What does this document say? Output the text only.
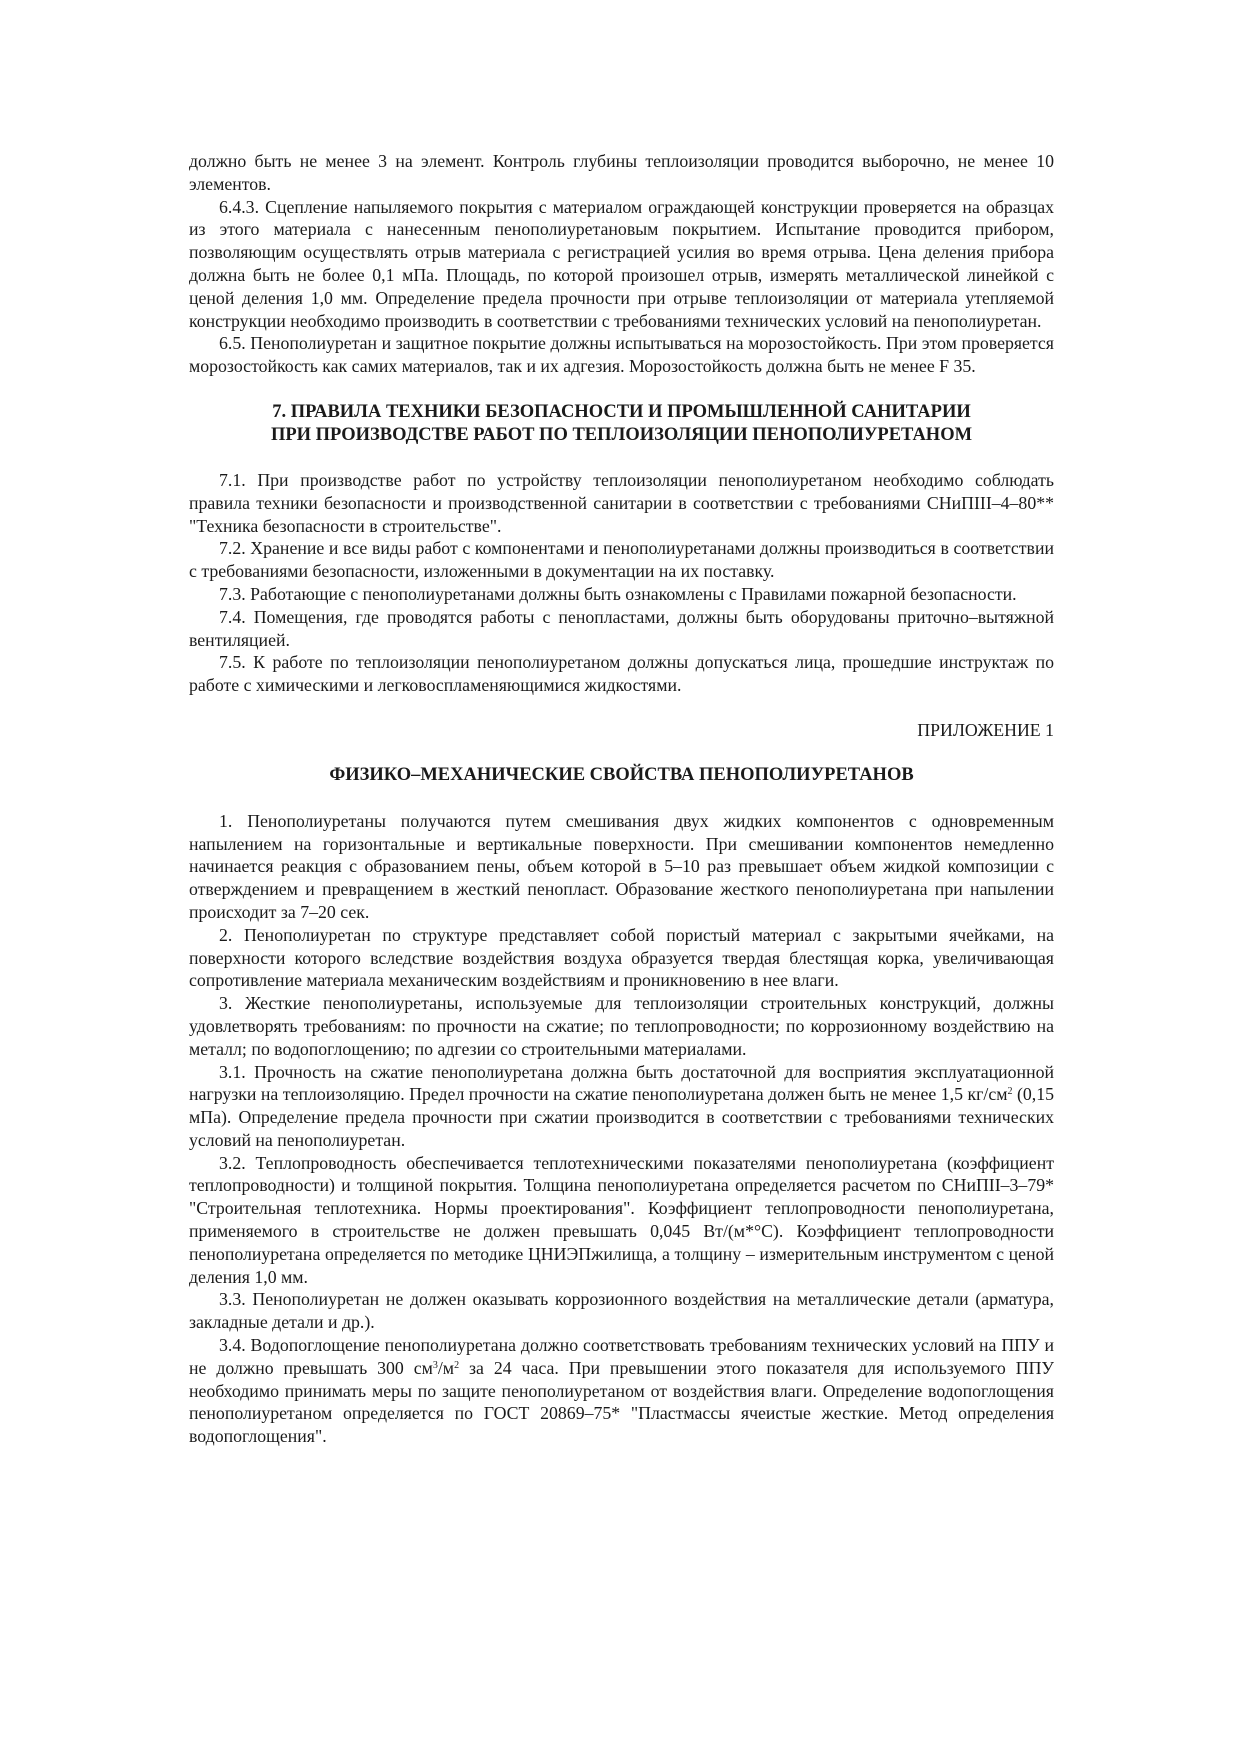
должно быть не менее 3 на элемент. Контроль глубины теплоизоляции проводится выборочно, не менее 10 элементов.

6.4.3. Сцепление напыляемого покрытия с материалом ограждающей конструкции проверяется на образцах из этого материала с нанесенным пенополиуретановым покрытием. Испытание проводится прибором, позволяющим осуществлять отрыв материала с регистрацией усилия во время отрыва. Цена деления прибора должна быть не более 0,1 мПа. Площадь, по которой произошел отрыв, измерять металлической линейкой с ценой деления 1,0 мм. Определение предела прочности при отрыве теплоизоляции от материала утепляемой конструкции необходимо производить в соответствии с требованиями технических условий на пенополиуретан.

6.5. Пенополиуретан и защитное покрытие должны испытываться на морозостойкость. При этом проверяется морозостойкость как самих материалов, так и их адгезия. Морозостойкость должна быть не менее F 35.

7. ПРАВИЛА ТЕХНИКИ БЕЗОПАСНОСТИ И ПРОМЫШЛЕННОЙ САНИТАРИИ
ПРИ ПРОИЗВОДСТВЕ РАБОТ ПО ТЕПЛОИЗОЛЯЦИИ ПЕНОПОЛИУРЕТАНОМ

7.1. При производстве работ по устройству теплоизоляции пенополиуретаном необходимо соблюдать правила техники безопасности и производственной санитарии в соответствии с требованиями СНиПIII–4–80** "Техника безопасности в строительстве".

7.2. Хранение и все виды работ с компонентами и пенополиуретанами должны производиться в соответствии с требованиями безопасности, изложенными в документации на их поставку.

7.3. Работающие с пенополиуретанами должны быть ознакомлены с Правилами пожарной безопасности.

7.4. Помещения, где проводятся работы с пенопластами, должны быть оборудованы приточно–вытяжной вентиляцией.

7.5. К работе по теплоизоляции пенополиуретаном должны допускаться лица, прошедшие инструктаж по работе с химическими и легковоспламеняющимися жидкостями.

ПРИЛОЖЕНИЕ 1

ФИЗИКО–МЕХАНИЧЕСКИЕ СВОЙСТВА ПЕНОПОЛИУРЕТАНОВ

1. Пенополиуретаны получаются путем смешивания двух жидких компонентов с одновременным напылением на горизонтальные и вертикальные поверхности. При смешивании компонентов немедленно начинается реакция с образованием пены, объем которой в 5–10 раз превышает объем жидкой композиции с отверждением и превращением в жесткий пенопласт. Образование жесткого пенополиуретана при напылении происходит за 7–20 сек.

2. Пенополиуретан по структуре представляет собой пористый материал с закрытыми ячейками, на поверхности которого вследствие воздействия воздуха образуется твердая блестящая корка, увеличивающая сопротивление материала механическим воздействиям и проникновению в нее влаги.

3. Жесткие пенополиуретаны, используемые для теплоизоляции строительных конструкций, должны удовлетворять требованиям: по прочности на сжатие; по теплопроводности; по коррозионному воздействию на металл; по водопоглощению; по адгезии со строительными материалами.

3.1. Прочность на сжатие пенополиуретана должна быть достаточной для восприятия эксплуатационной нагрузки на теплоизоляцию. Предел прочности на сжатие пенополиуретана должен быть не менее 1,5 $кг/см^2$ (0,15 мПа). Определение предела прочности при сжатии производится в соответствии с требованиями технических условий на пенополиуретан.

3.2. Теплопроводность обеспечивается теплотехническими показателями пенополиуретана (коэффициент теплопроводности) и толщиной покрытия. Толщина пенополиуретана определяется расчетом по СНиПII–3–79* "Строительная теплотехника. Нормы проектирования". Коэффициент теплопроводности пенополиуретана, применяемого в строительстве не должен превышать 0,045 Вт/(м*°С). Коэффициент теплопроводности пенополиуретана определяется по методике ЦНИЭПжилища, а толщину – измерительным инструментом с ценой деления 1,0 мм.

3.3. Пенополиуретан не должен оказывать коррозионного воздействия на металлические детали (арматура, закладные детали и др.).

3.4. Водопоглощение пенополиуретана должно соответствовать требованиям технических условий на ППУ и не должно превышать 300 $см^3/м^2$ за 24 часа. При превышении этого показателя для используемого ППУ необходимо принимать меры по защите пенополиуретаном от воздействия влаги. Определение водопоглощения пенополиуретаном определяется по ГОСТ 20869–75* "Пластмассы ячеистые жесткие. Метод определения водопоглощения".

**STATED TASK:**
From the data above, copy each line where the string "пенополиуретанами" appears.

**EXPECTED ANSWER:**
7.2. Хранение и все виды работ с компонентами и пенополиуретанами должны производиться в соответствии с требованиями безопасности, изложенными в документации на их поставку.
7.3. Работающие с пенополиуретанами должны быть ознакомлены с Правилами пожарной безопасности.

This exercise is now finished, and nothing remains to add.